Exercise brief: Here are some entries; quote each one exactly.
>>
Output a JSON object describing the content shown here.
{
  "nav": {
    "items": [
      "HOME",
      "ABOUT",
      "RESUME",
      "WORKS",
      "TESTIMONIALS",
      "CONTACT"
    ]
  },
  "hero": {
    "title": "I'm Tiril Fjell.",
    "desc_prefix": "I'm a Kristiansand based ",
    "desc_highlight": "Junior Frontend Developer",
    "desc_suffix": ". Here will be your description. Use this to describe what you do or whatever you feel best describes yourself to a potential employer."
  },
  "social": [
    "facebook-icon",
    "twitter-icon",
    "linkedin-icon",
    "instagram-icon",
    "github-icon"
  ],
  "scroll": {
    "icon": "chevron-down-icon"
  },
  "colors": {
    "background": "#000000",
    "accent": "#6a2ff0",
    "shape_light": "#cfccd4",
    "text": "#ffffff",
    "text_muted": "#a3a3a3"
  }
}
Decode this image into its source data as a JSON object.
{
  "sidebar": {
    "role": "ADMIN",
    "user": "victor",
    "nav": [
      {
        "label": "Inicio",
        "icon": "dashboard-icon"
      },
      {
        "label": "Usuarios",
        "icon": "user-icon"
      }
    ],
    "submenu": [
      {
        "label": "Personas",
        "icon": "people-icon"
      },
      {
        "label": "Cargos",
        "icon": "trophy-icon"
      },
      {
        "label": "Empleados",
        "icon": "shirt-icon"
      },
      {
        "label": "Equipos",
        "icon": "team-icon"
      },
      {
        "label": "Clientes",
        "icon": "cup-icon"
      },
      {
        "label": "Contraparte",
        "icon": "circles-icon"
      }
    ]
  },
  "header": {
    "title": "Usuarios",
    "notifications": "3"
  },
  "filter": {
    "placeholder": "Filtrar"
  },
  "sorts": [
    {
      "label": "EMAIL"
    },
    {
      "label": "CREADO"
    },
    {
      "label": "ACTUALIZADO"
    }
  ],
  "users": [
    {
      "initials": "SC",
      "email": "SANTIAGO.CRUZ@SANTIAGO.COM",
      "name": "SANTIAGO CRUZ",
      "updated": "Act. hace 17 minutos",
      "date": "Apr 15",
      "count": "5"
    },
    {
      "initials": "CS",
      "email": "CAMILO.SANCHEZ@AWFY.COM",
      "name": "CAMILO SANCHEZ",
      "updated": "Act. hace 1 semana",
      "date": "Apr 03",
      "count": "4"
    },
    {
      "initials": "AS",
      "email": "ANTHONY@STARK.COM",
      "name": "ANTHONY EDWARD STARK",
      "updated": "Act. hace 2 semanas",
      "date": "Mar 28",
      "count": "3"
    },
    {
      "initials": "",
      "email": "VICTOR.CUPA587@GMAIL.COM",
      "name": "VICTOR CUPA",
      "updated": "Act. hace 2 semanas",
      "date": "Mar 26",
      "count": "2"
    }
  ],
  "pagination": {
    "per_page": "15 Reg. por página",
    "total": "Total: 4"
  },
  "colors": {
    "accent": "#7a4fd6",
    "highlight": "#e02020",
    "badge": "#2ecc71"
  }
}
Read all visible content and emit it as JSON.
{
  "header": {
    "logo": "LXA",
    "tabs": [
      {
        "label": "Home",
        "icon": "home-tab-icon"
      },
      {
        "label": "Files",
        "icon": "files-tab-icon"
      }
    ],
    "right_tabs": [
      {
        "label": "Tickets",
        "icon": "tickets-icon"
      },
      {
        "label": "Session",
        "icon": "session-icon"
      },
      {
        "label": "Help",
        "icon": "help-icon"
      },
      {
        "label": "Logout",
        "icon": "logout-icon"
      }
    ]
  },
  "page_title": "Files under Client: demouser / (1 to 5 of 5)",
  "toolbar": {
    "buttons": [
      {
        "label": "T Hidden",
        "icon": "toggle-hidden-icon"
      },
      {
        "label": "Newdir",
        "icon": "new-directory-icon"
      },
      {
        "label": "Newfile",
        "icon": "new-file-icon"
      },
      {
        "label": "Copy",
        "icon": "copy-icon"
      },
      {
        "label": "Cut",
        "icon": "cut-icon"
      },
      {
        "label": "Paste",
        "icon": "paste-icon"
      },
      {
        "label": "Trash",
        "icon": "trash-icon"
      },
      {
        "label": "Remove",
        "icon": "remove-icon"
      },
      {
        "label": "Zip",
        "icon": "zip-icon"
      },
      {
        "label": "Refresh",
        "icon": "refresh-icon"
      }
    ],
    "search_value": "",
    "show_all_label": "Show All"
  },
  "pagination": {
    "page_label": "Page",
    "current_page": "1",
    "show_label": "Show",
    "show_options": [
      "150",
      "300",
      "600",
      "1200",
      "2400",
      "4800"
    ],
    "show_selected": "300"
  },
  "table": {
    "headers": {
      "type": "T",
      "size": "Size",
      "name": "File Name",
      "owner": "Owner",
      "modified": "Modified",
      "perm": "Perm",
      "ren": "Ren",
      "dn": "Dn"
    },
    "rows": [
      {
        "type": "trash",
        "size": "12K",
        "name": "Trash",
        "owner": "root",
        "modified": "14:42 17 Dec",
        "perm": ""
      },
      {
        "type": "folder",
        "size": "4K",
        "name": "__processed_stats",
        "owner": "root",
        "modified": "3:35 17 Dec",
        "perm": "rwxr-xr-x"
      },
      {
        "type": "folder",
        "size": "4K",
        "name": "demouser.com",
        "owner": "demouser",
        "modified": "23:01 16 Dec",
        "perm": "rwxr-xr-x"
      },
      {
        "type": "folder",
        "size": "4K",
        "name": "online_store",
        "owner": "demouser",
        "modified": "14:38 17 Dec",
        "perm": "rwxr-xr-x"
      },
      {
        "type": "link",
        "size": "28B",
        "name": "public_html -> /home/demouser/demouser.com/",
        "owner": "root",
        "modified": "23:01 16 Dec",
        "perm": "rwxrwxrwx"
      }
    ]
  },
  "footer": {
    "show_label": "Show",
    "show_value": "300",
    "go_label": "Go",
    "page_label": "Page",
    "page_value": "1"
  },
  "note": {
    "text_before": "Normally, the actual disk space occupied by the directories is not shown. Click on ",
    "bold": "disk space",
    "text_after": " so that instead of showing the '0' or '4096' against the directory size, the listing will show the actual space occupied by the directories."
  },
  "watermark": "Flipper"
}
<<
Written response:
Output a JSON object describing the content shown here.
{
  "nav": {
    "items": [
      "HOME",
      "ABOUT",
      "RESUME",
      "WORKS",
      "TESTIMONIALS",
      "CONTACT"
    ]
  },
  "hero": {
    "title": "I'm Tiril Fjell.",
    "desc_prefix": "I'm a Kristiansand based ",
    "desc_highlight": "Junior Frontend Developer",
    "desc_suffix": ". Here will be your description. Use this to describe what you do or whatever you feel best describes yourself to a potential employer."
  },
  "social": [
    "facebook-icon",
    "twitter-icon",
    "linkedin-icon",
    "instagram-icon",
    "github-icon"
  ],
  "scroll": {
    "icon": "chevron-down-icon"
  },
  "colors": {
    "background": "#000000",
    "accent": "#6a2ff0",
    "shape_light": "#cfccd4",
    "text": "#ffffff",
    "text_muted": "#a3a3a3"
  }
}
Decode this image into its source data as a JSON object.
{
  "sidebar": {
    "role": "ADMIN",
    "user": "victor",
    "nav": [
      {
        "label": "Inicio",
        "icon": "dashboard-icon"
      },
      {
        "label": "Usuarios",
        "icon": "user-icon"
      }
    ],
    "submenu": [
      {
        "label": "Personas",
        "icon": "people-icon"
      },
      {
        "label": "Cargos",
        "icon": "trophy-icon"
      },
      {
        "label": "Empleados",
        "icon": "shirt-icon"
      },
      {
        "label": "Equipos",
        "icon": "team-icon"
      },
      {
        "label": "Clientes",
        "icon": "cup-icon"
      },
      {
        "label": "Contraparte",
        "icon": "circles-icon"
      }
    ]
  },
  "header": {
    "title": "Usuarios",
    "notifications": "3"
  },
  "filter": {
    "placeholder": "Filtrar"
  },
  "sorts": [
    {
      "label": "EMAIL"
    },
    {
      "label": "CREADO"
    },
    {
      "label": "ACTUALIZADO"
    }
  ],
  "users": [
    {
      "initials": "SC",
      "email": "SANTIAGO.CRUZ@SANTIAGO.COM",
      "name": "SANTIAGO CRUZ",
      "updated": "Act. hace 17 minutos",
      "date": "Apr 15",
      "count": "5"
    },
    {
      "initials": "CS",
      "email": "CAMILO.SANCHEZ@AWFY.COM",
      "name": "CAMILO SANCHEZ",
      "updated": "Act. hace 1 semana",
      "date": "Apr 03",
      "count": "4"
    },
    {
      "initials": "AS",
      "email": "ANTHONY@STARK.COM",
      "name": "ANTHONY EDWARD STARK",
      "updated": "Act. hace 2 semanas",
      "date": "Mar 28",
      "count": "3"
    },
    {
      "initials": "",
      "email": "VICTOR.CUPA587@GMAIL.COM",
      "name": "VICTOR CUPA",
      "updated": "Act. hace 2 semanas",
      "date": "Mar 26",
      "count": "2"
    }
  ],
  "pagination": {
    "per_page": "15 Reg. por página",
    "total": "Total: 4"
  },
  "colors": {
    "accent": "#7a4fd6",
    "highlight": "#e02020",
    "badge": "#2ecc71"
  }
}
Read all visible content and emit it as JSON.
{
  "header": {
    "logo": "LXA",
    "tabs": [
      {
        "label": "Home",
        "icon": "home-tab-icon"
      },
      {
        "label": "Files",
        "icon": "files-tab-icon"
      }
    ],
    "right_tabs": [
      {
        "label": "Tickets",
        "icon": "tickets-icon"
      },
      {
        "label": "Session",
        "icon": "session-icon"
      },
      {
        "label": "Help",
        "icon": "help-icon"
      },
      {
        "label": "Logout",
        "icon": "logout-icon"
      }
    ]
  },
  "page_title": "Files under Client: demouser / (1 to 5 of 5)",
  "toolbar": {
    "buttons": [
      {
        "label": "T Hidden",
        "icon": "toggle-hidden-icon"
      },
      {
        "label": "Newdir",
        "icon": "new-directory-icon"
      },
      {
        "label": "Newfile",
        "icon": "new-file-icon"
      },
      {
        "label": "Copy",
        "icon": "copy-icon"
      },
      {
        "label": "Cut",
        "icon": "cut-icon"
      },
      {
        "label": "Paste",
        "icon": "paste-icon"
      },
      {
        "label": "Trash",
        "icon": "trash-icon"
      },
      {
        "label": "Remove",
        "icon": "remove-icon"
      },
      {
        "label": "Zip",
        "icon": "zip-icon"
      },
      {
        "label": "Refresh",
        "icon": "refresh-icon"
      }
    ],
    "search_value": "",
    "show_all_label": "Show All"
  },
  "pagination": {
    "page_label": "Page",
    "current_page": "1",
    "show_label": "Show",
    "show_options": [
      "150",
      "300",
      "600",
      "1200",
      "2400",
      "4800"
    ],
    "show_selected": "300"
  },
  "table": {
    "headers": {
      "type": "T",
      "size": "Size",
      "name": "File Name",
      "owner": "Owner",
      "modified": "Modified",
      "perm": "Perm",
      "ren": "Ren",
      "dn": "Dn"
    },
    "rows": [
      {
        "type": "trash",
        "size": "12K",
        "name": "Trash",
        "owner": "root",
        "modified": "14:42 17 Dec",
        "perm": ""
      },
      {
        "type": "folder",
        "size": "4K",
        "name": "__processed_stats",
        "owner": "root",
        "modified": "3:35 17 Dec",
        "perm": "rwxr-xr-x"
      },
      {
        "type": "folder",
        "size": "4K",
        "name": "demouser.com",
        "owner": "demouser",
        "modified": "23:01 16 Dec",
        "perm": "rwxr-xr-x"
      },
      {
        "type": "folder",
        "size": "4K",
        "name": "online_store",
        "owner": "demouser",
        "modified": "14:38 17 Dec",
        "perm": "rwxr-xr-x"
      },
      {
        "type": "link",
        "size": "28B",
        "name": "public_html -> /home/demouser/demouser.com/",
        "owner": "root",
        "modified": "23:01 16 Dec",
        "perm": "rwxrwxrwx"
      }
    ]
  },
  "footer": {
    "show_label": "Show",
    "show_value": "300",
    "go_label": "Go",
    "page_label": "Page",
    "page_value": "1"
  },
  "note": {
    "text_before": "Normally, the actual disk space occupied by the directories is not shown. Click on ",
    "bold": "disk space",
    "text_after": " so that instead of showing the '0' or '4096' against the directory size, the listing will show the actual space occupied by the directories."
  },
  "watermark": "Flipper"
}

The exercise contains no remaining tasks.